------ Supplied records ------

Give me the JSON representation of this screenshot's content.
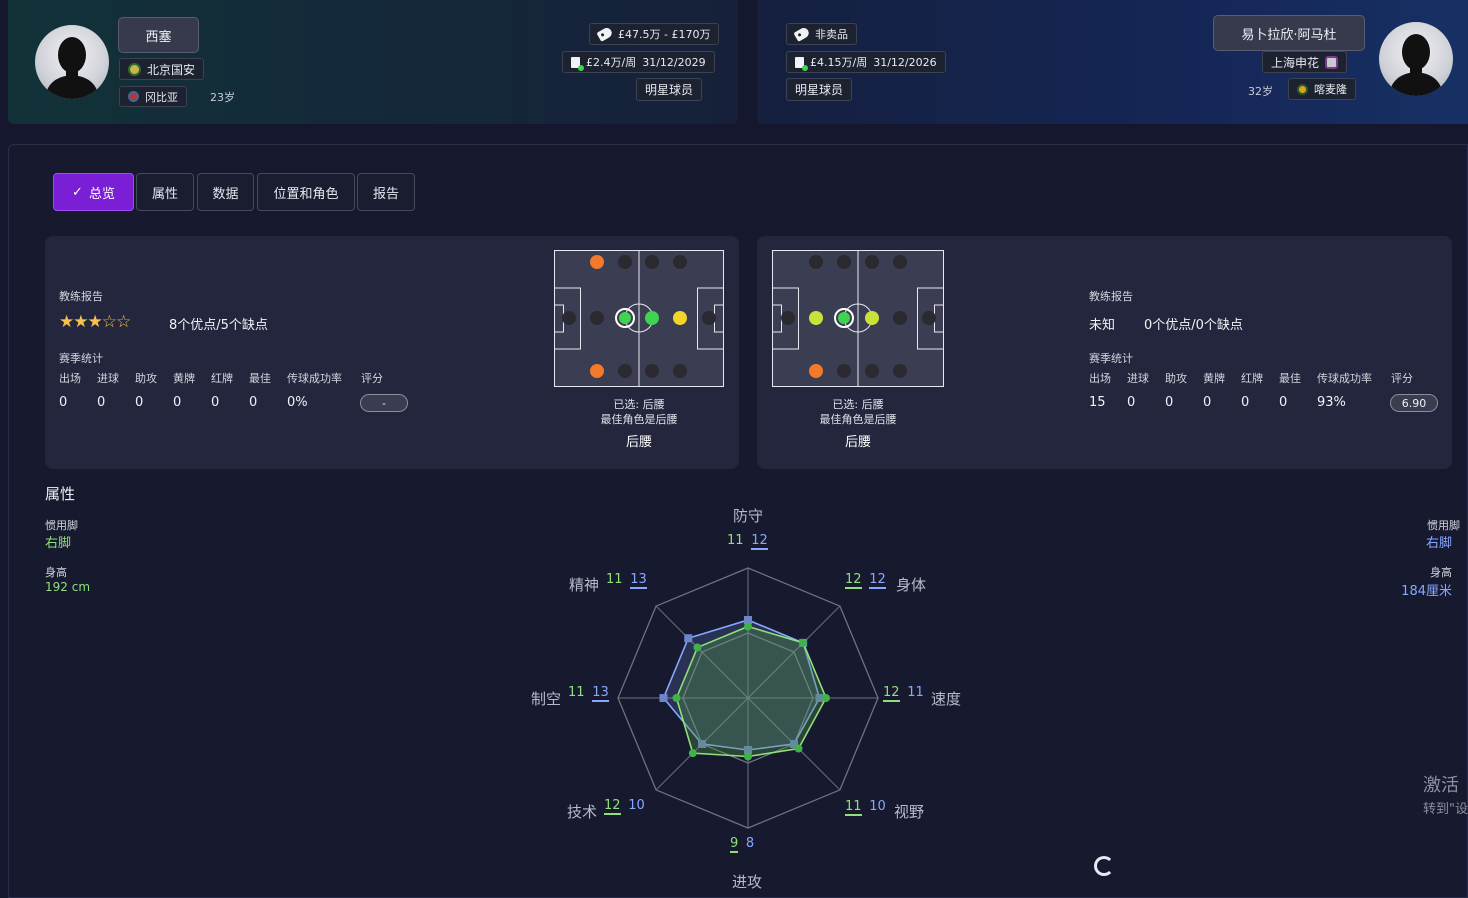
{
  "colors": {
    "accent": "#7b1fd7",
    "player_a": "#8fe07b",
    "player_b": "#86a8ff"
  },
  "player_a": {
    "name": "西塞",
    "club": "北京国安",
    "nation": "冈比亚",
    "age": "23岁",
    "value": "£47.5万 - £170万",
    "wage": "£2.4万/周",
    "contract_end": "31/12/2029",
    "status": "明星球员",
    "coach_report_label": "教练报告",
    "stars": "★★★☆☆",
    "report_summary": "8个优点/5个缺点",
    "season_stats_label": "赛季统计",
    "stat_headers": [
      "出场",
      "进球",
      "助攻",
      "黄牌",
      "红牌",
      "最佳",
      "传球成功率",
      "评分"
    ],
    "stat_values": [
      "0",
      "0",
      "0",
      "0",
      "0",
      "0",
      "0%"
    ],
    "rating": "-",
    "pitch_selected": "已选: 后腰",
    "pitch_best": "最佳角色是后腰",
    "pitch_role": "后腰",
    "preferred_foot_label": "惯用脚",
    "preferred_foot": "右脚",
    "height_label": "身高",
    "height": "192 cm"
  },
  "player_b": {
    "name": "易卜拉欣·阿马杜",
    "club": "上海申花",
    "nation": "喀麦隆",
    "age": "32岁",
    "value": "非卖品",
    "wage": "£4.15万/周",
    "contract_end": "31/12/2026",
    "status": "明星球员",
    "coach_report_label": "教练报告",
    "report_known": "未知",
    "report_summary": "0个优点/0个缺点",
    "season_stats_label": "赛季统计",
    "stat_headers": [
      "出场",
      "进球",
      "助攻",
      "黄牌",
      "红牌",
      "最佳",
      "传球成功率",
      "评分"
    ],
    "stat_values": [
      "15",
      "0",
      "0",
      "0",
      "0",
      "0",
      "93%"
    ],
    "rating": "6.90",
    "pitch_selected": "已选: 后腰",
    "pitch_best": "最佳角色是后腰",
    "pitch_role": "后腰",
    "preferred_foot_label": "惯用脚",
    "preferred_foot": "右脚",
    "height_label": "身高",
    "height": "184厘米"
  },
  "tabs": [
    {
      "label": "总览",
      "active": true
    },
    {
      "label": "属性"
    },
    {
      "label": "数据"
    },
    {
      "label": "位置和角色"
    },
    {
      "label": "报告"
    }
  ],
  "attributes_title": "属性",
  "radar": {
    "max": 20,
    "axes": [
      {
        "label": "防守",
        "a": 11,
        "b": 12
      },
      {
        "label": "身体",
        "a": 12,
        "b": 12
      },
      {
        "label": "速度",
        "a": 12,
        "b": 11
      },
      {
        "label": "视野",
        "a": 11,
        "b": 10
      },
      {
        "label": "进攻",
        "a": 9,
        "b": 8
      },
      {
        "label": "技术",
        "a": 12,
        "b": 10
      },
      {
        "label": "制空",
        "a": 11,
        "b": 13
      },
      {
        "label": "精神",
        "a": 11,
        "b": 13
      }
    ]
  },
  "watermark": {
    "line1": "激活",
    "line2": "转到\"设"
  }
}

------

## Task instructions
Copy all of the entries verbatim, leaving out any pictures they contain.

## Correct response
Give me the JSON representation of this screenshot's content.
{
  "colors": {
    "accent": "#7b1fd7",
    "player_a": "#8fe07b",
    "player_b": "#86a8ff"
  },
  "player_a": {
    "name": "西塞",
    "club": "北京国安",
    "nation": "冈比亚",
    "age": "23岁",
    "value": "£47.5万 - £170万",
    "wage": "£2.4万/周",
    "contract_end": "31/12/2029",
    "status": "明星球员",
    "coach_report_label": "教练报告",
    "stars": "★★★☆☆",
    "report_summary": "8个优点/5个缺点",
    "season_stats_label": "赛季统计",
    "stat_headers": [
      "出场",
      "进球",
      "助攻",
      "黄牌",
      "红牌",
      "最佳",
      "传球成功率",
      "评分"
    ],
    "stat_values": [
      "0",
      "0",
      "0",
      "0",
      "0",
      "0",
      "0%"
    ],
    "rating": "-",
    "pitch_selected": "已选: 后腰",
    "pitch_best": "最佳角色是后腰",
    "pitch_role": "后腰",
    "preferred_foot_label": "惯用脚",
    "preferred_foot": "右脚",
    "height_label": "身高",
    "height": "192 cm"
  },
  "player_b": {
    "name": "易卜拉欣·阿马杜",
    "club": "上海申花",
    "nation": "喀麦隆",
    "age": "32岁",
    "value": "非卖品",
    "wage": "£4.15万/周",
    "contract_end": "31/12/2026",
    "status": "明星球员",
    "coach_report_label": "教练报告",
    "report_known": "未知",
    "report_summary": "0个优点/0个缺点",
    "season_stats_label": "赛季统计",
    "stat_headers": [
      "出场",
      "进球",
      "助攻",
      "黄牌",
      "红牌",
      "最佳",
      "传球成功率",
      "评分"
    ],
    "stat_values": [
      "15",
      "0",
      "0",
      "0",
      "0",
      "0",
      "93%"
    ],
    "rating": "6.90",
    "pitch_selected": "已选: 后腰",
    "pitch_best": "最佳角色是后腰",
    "pitch_role": "后腰",
    "preferred_foot_label": "惯用脚",
    "preferred_foot": "右脚",
    "height_label": "身高",
    "height": "184厘米"
  },
  "tabs": [
    {
      "label": "总览",
      "active": true
    },
    {
      "label": "属性"
    },
    {
      "label": "数据"
    },
    {
      "label": "位置和角色"
    },
    {
      "label": "报告"
    }
  ],
  "attributes_title": "属性",
  "radar": {
    "max": 20,
    "axes": [
      {
        "label": "防守",
        "a": 11,
        "b": 12
      },
      {
        "label": "身体",
        "a": 12,
        "b": 12
      },
      {
        "label": "速度",
        "a": 12,
        "b": 11
      },
      {
        "label": "视野",
        "a": 11,
        "b": 10
      },
      {
        "label": "进攻",
        "a": 9,
        "b": 8
      },
      {
        "label": "技术",
        "a": 12,
        "b": 10
      },
      {
        "label": "制空",
        "a": 11,
        "b": 13
      },
      {
        "label": "精神",
        "a": 11,
        "b": 13
      }
    ]
  },
  "watermark": {
    "line1": "激活",
    "line2": "转到\"设"
  }
}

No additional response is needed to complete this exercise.